Required task >> Quote the listing in full, exactly as given, minus any pictures.

Records to use >>
□ □ □
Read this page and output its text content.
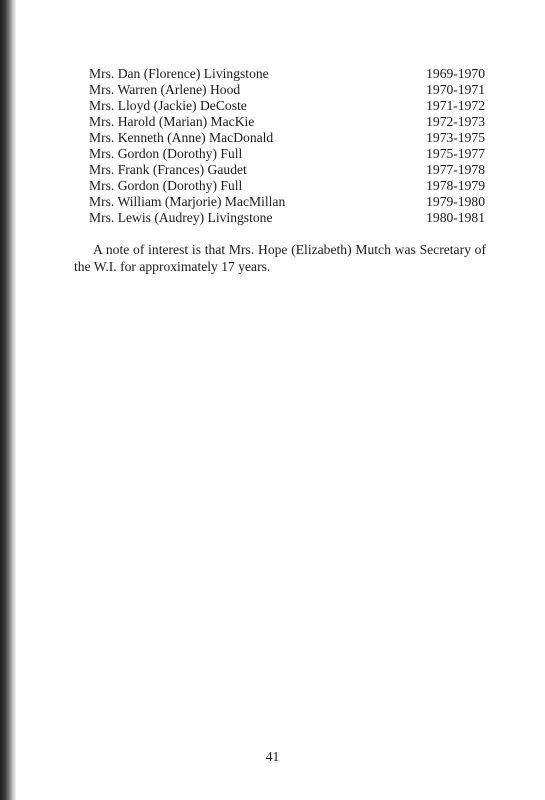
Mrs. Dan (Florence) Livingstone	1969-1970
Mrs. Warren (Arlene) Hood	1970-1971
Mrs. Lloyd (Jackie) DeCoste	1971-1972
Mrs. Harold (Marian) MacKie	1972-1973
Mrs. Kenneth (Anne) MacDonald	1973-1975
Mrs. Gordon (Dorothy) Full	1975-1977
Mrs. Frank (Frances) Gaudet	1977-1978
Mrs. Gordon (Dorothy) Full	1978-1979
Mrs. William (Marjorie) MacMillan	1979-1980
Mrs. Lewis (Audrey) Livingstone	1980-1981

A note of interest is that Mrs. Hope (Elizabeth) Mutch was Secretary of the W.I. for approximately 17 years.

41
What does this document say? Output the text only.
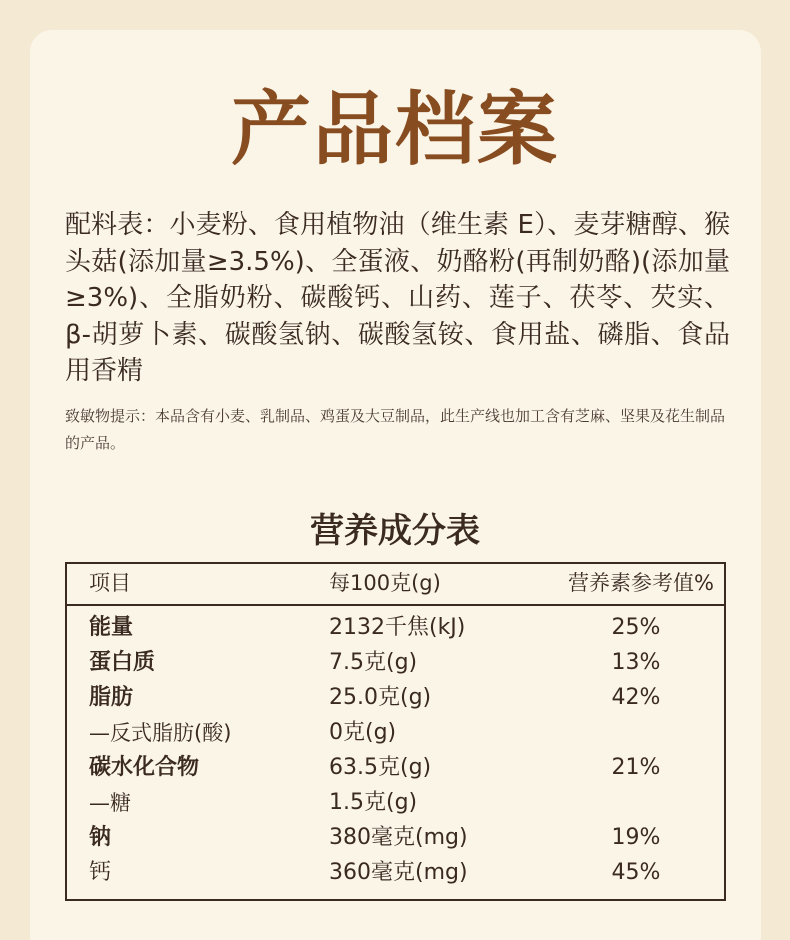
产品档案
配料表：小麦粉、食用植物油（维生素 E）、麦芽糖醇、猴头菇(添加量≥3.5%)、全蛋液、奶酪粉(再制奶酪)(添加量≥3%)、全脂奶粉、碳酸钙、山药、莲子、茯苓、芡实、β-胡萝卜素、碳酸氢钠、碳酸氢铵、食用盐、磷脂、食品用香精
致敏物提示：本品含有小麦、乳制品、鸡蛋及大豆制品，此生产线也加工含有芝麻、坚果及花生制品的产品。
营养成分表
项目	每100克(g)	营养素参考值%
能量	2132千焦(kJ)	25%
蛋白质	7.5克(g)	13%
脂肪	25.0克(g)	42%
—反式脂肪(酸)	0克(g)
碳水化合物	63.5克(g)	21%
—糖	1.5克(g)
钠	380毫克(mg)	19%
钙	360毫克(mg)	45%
□ □ □
Solution for this exercise >>
Read this page and output its text content.
Mrs. Dan (Florence) Livingstone	1969-1970
Mrs. Warren (Arlene) Hood	1970-1971
Mrs. Lloyd (Jackie) DeCoste	1971-1972
Mrs. Harold (Marian) MacKie	1972-1973
Mrs. Kenneth (Anne) MacDonald	1973-1975
Mrs. Gordon (Dorothy) Full	1975-1977
Mrs. Frank (Frances) Gaudet	1977-1978
Mrs. Gordon (Dorothy) Full	1978-1979
Mrs. William (Marjorie) MacMillan	1979-1980
Mrs. Lewis (Audrey) Livingstone	1980-1981

A note of interest is that Mrs. Hope (Elizabeth) Mutch was Secretary of the W.I. for approximately 17 years.

41
What does this document say? Output the text only.
产品档案
配料表：小麦粉、食用植物油（维生素 E）、麦芽糖醇、猴头菇(添加量≥3.5%)、全蛋液、奶酪粉(再制奶酪)(添加量≥3%)、全脂奶粉、碳酸钙、山药、莲子、茯苓、芡实、β-胡萝卜素、碳酸氢钠、碳酸氢铵、食用盐、磷脂、食品用香精
致敏物提示：本品含有小麦、乳制品、鸡蛋及大豆制品，此生产线也加工含有芝麻、坚果及花生制品的产品。
营养成分表
项目	每100克(g)	营养素参考值%
能量	2132千焦(kJ)	25%
蛋白质	7.5克(g)	13%
脂肪	25.0克(g)	42%
—反式脂肪(酸)	0克(g)
碳水化合物	63.5克(g)	21%
—糖	1.5克(g)
钠	380毫克(mg)	19%
钙	360毫克(mg)	45%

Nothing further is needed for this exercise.